## WHAT NEEDS TO BE DONE:
The lines to be copied run from the one containing "What's the underlying" to the end of the material below; reproduce them exactly, including both ends, and nothing more.

* begin INFORMATION PROVIDED *

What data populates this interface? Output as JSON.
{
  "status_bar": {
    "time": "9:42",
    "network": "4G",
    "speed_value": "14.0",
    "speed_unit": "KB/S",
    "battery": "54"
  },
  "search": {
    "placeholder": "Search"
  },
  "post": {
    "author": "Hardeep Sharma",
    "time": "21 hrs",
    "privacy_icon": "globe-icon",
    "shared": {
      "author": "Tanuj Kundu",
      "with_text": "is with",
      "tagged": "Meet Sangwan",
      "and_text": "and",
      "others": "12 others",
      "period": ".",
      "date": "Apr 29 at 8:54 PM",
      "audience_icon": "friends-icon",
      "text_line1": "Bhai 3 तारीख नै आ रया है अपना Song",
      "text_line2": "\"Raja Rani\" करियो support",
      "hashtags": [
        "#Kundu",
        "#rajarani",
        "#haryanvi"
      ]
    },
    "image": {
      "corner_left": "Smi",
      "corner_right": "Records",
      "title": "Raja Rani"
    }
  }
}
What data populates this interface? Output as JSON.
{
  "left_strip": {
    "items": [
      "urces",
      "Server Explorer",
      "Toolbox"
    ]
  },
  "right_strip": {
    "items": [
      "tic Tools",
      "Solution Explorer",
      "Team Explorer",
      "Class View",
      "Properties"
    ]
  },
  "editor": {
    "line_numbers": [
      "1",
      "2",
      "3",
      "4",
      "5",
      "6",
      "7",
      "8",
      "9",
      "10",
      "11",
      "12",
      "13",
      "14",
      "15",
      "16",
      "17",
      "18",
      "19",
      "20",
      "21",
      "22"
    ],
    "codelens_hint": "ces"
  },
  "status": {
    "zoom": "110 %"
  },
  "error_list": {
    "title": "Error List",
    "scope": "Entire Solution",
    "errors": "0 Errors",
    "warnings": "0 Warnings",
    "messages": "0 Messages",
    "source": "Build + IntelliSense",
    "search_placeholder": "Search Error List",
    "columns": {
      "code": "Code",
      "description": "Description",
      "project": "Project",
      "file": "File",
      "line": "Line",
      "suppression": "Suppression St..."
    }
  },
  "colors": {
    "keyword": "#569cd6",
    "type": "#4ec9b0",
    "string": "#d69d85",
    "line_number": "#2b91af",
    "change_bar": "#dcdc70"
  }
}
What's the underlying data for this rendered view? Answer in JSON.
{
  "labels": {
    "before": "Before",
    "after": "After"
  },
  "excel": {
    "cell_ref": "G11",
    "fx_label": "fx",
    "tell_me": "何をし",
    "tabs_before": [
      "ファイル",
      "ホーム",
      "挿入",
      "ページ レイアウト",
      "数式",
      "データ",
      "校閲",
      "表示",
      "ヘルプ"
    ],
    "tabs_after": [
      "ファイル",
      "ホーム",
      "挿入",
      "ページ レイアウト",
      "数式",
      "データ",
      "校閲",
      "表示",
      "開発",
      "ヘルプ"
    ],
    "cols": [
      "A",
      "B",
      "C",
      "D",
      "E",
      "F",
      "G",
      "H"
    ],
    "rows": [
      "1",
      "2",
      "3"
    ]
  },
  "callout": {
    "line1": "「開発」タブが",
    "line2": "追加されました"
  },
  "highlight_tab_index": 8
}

* end INFORMATION PROVIDED *

## OUTPUT OF THE TASK:
What's the underlying data for this rendered view? Answer in JSON.
{
  "labels": {
    "before": "Before",
    "after": "After"
  },
  "excel": {
    "cell_ref": "G11",
    "fx_label": "fx",
    "tell_me": "何をし",
    "tabs_before": [
      "ファイル",
      "ホーム",
      "挿入",
      "ページ レイアウト",
      "数式",
      "データ",
      "校閲",
      "表示",
      "ヘルプ"
    ],
    "tabs_after": [
      "ファイル",
      "ホーム",
      "挿入",
      "ページ レイアウト",
      "数式",
      "データ",
      "校閲",
      "表示",
      "開発",
      "ヘルプ"
    ],
    "cols": [
      "A",
      "B",
      "C",
      "D",
      "E",
      "F",
      "G",
      "H"
    ],
    "rows": [
      "1",
      "2",
      "3"
    ]
  },
  "callout": {
    "line1": "「開発」タブが",
    "line2": "追加されました"
  },
  "highlight_tab_index": 8
}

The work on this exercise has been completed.